## Dataset records
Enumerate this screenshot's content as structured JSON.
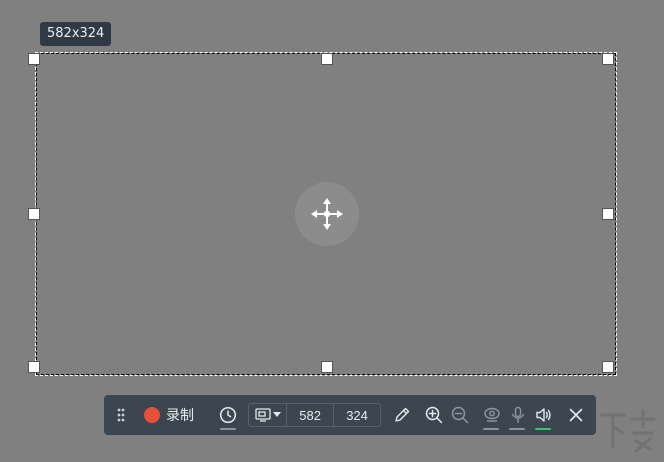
{
  "selection": {
    "size_label": "582x324"
  },
  "toolbar": {
    "record_label": "录制",
    "width_value": "582",
    "height_value": "324"
  },
  "colors": {
    "record": "#e8503a",
    "toolbar_bg": "#3c4650",
    "audio_active": "#36c46a",
    "inactive_underline": "#8a939c"
  },
  "icons": [
    "drag-grip-icon",
    "record-dot-icon",
    "clock-icon",
    "screen-select-icon",
    "pen-icon",
    "zoom-in-icon",
    "zoom-out-icon",
    "webcam-icon",
    "microphone-icon",
    "speaker-icon",
    "close-icon",
    "move-icon"
  ]
}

## STATED GOAL
Transcribe every entry above exactly. Omit all pictures.

## SOLVED PROBLEM
Enumerate this screenshot's content as structured JSON.
{
  "selection": {
    "size_label": "582x324"
  },
  "toolbar": {
    "record_label": "录制",
    "width_value": "582",
    "height_value": "324"
  },
  "colors": {
    "record": "#e8503a",
    "toolbar_bg": "#3c4650",
    "audio_active": "#36c46a",
    "inactive_underline": "#8a939c"
  },
  "icons": [
    "drag-grip-icon",
    "record-dot-icon",
    "clock-icon",
    "screen-select-icon",
    "pen-icon",
    "zoom-in-icon",
    "zoom-out-icon",
    "webcam-icon",
    "microphone-icon",
    "speaker-icon",
    "close-icon",
    "move-icon"
  ]
}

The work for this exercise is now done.